* **CHALLENGES**
- a) Answer these questions using the book review.
(i) What did Bertram do before he retired?
(ii) How old is Prudence?
(iii) Who wrote the novel's afterword?
- b) Copy out the records, from their first line through the line that contains "series-marker-min-temp [857,366,877,383]".

* **PAGE EXCERPT**
##############################
There is a cast of about 8 quirky characters to get to know in this quiet and rather shabby post-war coastal town and it does take a while to get into their lives, but once you’re there you’re hooked.
The central friendship of Tory and Beth is so well told; they’ve known each other since school and are very different and argue, but also have moments of wonderful companionship. They live next door to each other now, Tory has a son, Edward, who’s at boarding school, and is divorced from her wealthy husband who’s run off with a young servicewoman he met during the war; and Beth and her doctor husband Robert have two children.
Beth is a writer and I was struck by how her storyline is concerned with the timeless issue of mother’s guilt, as she carves out a way to write which results in her becoming completely absorbed in her creativity and oblivious to what’s going on around her. And there’s a great scene where Tory’s delighting in dressing Beth up for her trip to London to meet her publisher where she’s comically disappointed at the end to find that Beth’s editor is a woman.
Bertram’s a key character who weaves the story together, and we’re introduced to him right from the beginning. He’s a retired naval officer who’s visiting Newby to take up painting but mostly spends his time ‘insinuating’ himself (as he puts it) into the lives of women in the town. He’s staying at the local pub where he spends his evenings playing dominoes with the men and meets Lily, a widow who he starts to befriend, and who craves his company. He soon transfers his interest to Tory who he’s admired from his vantage point at the harbour and also spends time with the housebound and rather bitter Mrs Bracey, who he gets to know through her daughter Iris, the pub’s barmaid. He thinks he’s doing good by making these connections but soon shows himself to be rather self centred:
“‘Yes,’ he thought to himself, ‘they will all remember me. Yes after, they will say to one another, ‘that was the summer he came,’ like the man in the concert party who wore the pink-and-white striped blazer and whom they all remembered and so often talked about. Where was he now? But wherever he was he had left something of his personality in the place as other visitors had not, a thumb-print, something not tangible like Mr Walker’s oil-painting hanging in the Anchor, but the very gentlest of mementoes, a stirring-up of the imagination merely. And I will leave both,’ Bertram decided, ‘the tangible and the intangible, the souvenir and the memory itself, the thumb’s pressure and the painting in the bar parlour.’”
Later in the novel I was rooting for Prudence, Beth’s 20 year old daughter. She’s a quiet girl who doesn’t have much of an independent life, cooking for her beloved cats and looking after her 5 year old sister Stevie, while her mother works. She sees what’s going on between her father and Tory and is filled with rage but is not mature enough to influence the situation. There’s a lovely scene where she finally goes on a date:
“While the sun was setting Prudence and Geoffrey sat under the may-tree in the churchyard. Prudence wore her sage green dress, her coral bracelets. Geoffrey read poetry out of a little suede-covered book. Prudence passed her hand across her jaw and put a little yawn into it as she did so.” That made me laugh!
This beautifully observed novel has a lovely afterword by Robert Liddell, a writer friend of Elizabeth Taylor. A touching book which leaves you wondering about the fate of the characters.
##############################
* **RECORD EXCERPTS**
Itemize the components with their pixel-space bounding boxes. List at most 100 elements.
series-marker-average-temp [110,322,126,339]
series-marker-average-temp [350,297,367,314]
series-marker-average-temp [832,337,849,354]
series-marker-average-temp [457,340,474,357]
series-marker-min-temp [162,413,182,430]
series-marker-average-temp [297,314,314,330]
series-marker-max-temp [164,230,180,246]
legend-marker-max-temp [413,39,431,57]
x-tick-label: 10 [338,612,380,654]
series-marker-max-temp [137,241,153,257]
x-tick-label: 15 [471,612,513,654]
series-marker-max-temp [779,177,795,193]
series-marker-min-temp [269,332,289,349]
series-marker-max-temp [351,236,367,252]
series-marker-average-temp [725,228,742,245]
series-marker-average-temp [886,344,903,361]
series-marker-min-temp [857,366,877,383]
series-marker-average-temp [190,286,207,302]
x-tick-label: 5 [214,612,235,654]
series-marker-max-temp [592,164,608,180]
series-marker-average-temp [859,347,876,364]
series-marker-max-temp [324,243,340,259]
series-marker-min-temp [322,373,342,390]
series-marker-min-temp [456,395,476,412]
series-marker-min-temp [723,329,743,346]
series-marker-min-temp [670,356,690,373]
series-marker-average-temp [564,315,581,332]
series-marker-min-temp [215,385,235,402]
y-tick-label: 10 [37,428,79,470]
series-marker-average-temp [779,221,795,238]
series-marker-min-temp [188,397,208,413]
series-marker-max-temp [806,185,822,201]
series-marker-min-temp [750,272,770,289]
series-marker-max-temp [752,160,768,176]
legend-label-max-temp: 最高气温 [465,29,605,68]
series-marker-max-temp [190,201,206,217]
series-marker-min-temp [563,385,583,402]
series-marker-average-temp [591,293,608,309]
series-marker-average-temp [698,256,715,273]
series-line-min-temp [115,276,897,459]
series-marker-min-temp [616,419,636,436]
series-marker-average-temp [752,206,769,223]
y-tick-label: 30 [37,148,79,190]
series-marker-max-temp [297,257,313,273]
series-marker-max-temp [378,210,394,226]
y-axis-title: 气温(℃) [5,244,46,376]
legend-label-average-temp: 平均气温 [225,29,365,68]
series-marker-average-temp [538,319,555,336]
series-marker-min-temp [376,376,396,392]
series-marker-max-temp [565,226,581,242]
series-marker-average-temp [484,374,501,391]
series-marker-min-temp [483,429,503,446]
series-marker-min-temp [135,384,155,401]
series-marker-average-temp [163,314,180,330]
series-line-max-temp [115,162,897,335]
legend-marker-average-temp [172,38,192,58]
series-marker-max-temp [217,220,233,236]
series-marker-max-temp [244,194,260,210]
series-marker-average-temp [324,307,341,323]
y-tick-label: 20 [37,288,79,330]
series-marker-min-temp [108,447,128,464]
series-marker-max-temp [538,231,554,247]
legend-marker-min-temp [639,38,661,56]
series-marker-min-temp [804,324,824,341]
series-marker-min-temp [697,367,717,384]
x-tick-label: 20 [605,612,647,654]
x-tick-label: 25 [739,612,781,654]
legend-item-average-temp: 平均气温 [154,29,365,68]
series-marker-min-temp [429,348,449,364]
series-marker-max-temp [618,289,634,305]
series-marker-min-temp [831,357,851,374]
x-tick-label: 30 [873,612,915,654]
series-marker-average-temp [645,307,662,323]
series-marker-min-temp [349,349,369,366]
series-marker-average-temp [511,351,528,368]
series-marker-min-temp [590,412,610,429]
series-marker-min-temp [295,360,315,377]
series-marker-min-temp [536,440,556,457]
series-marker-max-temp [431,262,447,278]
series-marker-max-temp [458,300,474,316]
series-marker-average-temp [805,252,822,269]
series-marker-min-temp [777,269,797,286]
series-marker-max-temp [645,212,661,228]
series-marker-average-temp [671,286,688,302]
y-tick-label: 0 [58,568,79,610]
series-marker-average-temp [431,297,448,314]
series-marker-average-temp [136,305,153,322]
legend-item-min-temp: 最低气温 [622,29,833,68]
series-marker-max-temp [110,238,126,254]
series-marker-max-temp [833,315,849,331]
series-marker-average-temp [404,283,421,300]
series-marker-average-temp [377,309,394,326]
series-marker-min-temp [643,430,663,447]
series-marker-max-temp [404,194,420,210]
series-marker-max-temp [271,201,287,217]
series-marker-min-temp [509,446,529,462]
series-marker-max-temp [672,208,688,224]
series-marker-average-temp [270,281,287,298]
##############################
* **RESPONSES FOR EACH TASK**
- a)
(i) He was a naval officer.
(ii) She is 20 years old.
(iii) Robert Liddell, a writer friend of Elizabeth Taylor.

- b)
Itemize the components with their pixel-space bounding boxes. List at most 100 elements.
series-marker-average-temp [110,322,126,339]
series-marker-average-temp [350,297,367,314]
series-marker-average-temp [832,337,849,354]
series-marker-average-temp [457,340,474,357]
series-marker-min-temp [162,413,182,430]
series-marker-average-temp [297,314,314,330]
series-marker-max-temp [164,230,180,246]
legend-marker-max-temp [413,39,431,57]
x-tick-label: 10 [338,612,380,654]
series-marker-max-temp [137,241,153,257]
x-tick-label: 15 [471,612,513,654]
series-marker-max-temp [779,177,795,193]
series-marker-min-temp [269,332,289,349]
series-marker-max-temp [351,236,367,252]
series-marker-average-temp [725,228,742,245]
series-marker-average-temp [886,344,903,361]
series-marker-min-temp [857,366,877,383]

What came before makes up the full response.